### What to produce
Return all lines where the word "nhiệt" can be found.

### Data
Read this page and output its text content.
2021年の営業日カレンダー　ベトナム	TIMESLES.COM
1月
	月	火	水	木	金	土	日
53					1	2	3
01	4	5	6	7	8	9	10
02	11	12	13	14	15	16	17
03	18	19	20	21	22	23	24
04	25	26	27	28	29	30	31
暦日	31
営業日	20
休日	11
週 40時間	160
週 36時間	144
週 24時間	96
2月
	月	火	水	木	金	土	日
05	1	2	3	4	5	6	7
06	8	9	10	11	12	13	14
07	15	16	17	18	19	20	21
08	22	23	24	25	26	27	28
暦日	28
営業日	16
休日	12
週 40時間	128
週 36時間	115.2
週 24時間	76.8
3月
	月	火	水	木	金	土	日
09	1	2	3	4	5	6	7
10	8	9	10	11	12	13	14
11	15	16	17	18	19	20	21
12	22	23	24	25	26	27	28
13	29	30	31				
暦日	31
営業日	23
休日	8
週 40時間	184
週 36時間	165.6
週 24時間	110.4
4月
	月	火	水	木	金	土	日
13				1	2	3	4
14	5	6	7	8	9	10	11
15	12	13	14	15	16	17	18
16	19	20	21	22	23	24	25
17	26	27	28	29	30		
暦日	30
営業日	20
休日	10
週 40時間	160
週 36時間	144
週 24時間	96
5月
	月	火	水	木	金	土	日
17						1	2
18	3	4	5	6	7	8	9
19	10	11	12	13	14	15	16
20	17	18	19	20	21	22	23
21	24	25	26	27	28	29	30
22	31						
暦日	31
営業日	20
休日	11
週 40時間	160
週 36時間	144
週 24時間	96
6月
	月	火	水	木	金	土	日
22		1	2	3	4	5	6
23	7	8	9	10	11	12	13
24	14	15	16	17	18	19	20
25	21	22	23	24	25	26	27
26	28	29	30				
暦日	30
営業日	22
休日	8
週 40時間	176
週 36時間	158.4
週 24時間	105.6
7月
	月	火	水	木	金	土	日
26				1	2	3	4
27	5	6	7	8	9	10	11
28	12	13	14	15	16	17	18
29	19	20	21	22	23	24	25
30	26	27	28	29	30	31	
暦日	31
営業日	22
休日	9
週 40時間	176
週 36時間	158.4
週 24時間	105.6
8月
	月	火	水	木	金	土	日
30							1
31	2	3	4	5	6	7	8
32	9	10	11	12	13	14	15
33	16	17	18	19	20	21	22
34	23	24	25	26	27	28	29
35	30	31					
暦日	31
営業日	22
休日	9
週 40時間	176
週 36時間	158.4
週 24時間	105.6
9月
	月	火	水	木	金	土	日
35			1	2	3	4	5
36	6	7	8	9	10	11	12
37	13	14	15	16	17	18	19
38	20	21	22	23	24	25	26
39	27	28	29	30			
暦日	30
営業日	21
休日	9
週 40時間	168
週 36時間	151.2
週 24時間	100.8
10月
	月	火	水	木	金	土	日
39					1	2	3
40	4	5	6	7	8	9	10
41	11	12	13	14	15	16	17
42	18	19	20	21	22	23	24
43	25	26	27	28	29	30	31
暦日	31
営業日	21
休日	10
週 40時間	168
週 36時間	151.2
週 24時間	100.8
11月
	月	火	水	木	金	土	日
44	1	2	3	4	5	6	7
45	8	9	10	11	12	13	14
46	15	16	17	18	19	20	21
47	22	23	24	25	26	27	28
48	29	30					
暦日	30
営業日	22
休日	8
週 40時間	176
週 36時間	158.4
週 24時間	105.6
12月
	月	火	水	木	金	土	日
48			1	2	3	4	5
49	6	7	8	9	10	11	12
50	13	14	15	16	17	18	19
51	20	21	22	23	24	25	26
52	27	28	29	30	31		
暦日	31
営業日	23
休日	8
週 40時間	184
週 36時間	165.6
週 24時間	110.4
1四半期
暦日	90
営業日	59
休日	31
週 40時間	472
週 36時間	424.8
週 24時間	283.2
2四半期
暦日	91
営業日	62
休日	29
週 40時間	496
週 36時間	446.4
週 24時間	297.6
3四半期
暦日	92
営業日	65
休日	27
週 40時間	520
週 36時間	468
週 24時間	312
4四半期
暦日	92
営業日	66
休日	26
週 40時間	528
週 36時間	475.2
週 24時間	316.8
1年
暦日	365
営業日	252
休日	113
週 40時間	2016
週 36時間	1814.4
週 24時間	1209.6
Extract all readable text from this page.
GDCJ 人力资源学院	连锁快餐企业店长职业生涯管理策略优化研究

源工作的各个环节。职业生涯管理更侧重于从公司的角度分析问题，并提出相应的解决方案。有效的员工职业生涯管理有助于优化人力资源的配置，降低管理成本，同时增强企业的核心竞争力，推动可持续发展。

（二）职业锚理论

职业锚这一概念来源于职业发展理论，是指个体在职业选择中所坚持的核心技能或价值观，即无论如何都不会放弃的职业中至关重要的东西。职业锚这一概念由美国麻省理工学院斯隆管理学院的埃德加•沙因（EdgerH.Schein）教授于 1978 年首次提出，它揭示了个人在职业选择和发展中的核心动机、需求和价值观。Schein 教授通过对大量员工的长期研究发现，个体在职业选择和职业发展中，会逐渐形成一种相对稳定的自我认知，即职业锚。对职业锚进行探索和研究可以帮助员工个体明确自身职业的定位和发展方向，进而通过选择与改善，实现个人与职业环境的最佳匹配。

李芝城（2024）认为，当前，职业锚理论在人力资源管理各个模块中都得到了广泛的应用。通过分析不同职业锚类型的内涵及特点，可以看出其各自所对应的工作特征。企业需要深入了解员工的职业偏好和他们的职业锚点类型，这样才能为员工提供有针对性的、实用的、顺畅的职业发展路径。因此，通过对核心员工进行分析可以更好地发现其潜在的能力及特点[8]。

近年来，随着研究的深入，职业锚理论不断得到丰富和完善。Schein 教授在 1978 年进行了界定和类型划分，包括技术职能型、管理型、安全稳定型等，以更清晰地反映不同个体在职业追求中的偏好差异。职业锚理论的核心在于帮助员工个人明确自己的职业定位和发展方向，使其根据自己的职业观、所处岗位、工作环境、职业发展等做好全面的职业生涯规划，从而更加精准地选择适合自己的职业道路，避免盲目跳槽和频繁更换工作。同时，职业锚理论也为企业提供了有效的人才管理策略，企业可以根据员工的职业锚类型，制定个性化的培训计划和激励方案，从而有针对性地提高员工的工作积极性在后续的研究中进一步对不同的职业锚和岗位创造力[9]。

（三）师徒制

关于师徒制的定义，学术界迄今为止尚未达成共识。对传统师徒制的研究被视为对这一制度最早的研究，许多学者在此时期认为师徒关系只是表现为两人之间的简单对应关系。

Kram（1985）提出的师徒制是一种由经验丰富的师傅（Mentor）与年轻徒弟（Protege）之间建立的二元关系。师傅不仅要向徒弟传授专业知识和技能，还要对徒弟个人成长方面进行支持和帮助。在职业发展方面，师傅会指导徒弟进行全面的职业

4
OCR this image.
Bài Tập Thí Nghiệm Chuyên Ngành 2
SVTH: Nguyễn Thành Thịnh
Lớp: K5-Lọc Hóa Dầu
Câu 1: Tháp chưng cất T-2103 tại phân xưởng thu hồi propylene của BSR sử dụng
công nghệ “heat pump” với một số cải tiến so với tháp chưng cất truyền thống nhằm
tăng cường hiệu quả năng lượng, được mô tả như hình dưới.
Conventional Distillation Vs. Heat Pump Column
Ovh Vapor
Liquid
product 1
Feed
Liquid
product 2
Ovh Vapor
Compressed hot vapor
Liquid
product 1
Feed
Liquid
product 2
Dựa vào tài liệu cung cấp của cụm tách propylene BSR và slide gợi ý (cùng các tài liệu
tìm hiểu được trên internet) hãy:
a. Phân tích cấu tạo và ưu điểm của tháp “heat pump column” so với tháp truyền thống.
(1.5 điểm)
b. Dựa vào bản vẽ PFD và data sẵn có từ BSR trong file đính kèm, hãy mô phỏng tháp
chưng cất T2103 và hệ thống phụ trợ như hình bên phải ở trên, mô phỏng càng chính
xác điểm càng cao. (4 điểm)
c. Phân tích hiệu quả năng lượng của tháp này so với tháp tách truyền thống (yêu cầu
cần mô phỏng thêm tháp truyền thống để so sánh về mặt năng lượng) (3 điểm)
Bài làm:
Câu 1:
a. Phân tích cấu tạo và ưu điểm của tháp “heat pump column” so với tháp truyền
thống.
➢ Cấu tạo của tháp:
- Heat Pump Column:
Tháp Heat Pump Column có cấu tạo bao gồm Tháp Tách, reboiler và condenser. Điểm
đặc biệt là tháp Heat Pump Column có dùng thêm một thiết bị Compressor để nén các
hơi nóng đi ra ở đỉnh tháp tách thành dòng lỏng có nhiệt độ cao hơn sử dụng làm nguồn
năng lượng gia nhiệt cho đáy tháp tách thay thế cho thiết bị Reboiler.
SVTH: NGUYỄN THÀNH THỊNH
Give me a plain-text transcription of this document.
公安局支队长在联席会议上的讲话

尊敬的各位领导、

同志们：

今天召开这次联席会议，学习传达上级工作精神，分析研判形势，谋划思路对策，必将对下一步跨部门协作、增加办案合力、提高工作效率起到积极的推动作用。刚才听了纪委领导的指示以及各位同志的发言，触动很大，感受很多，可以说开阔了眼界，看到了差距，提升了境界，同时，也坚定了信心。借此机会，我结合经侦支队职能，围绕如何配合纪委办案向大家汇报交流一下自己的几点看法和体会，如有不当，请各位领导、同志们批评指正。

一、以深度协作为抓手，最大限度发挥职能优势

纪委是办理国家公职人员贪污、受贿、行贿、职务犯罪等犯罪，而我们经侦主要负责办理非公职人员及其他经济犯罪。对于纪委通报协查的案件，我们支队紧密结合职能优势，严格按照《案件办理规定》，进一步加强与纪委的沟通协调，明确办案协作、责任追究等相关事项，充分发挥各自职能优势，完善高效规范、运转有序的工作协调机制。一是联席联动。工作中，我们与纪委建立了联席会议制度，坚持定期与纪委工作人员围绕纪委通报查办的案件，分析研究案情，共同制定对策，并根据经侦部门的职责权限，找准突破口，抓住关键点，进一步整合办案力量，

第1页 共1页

### Answer to the problem
hơi nóng đi ra ở đỉnh tháp tách thành dòng lỏng có nhiệt độ cao hơn sử dụng làm nguồn
năng lượng gia nhiệt cho đáy tháp tách thay thế cho thiết bị Reboiler.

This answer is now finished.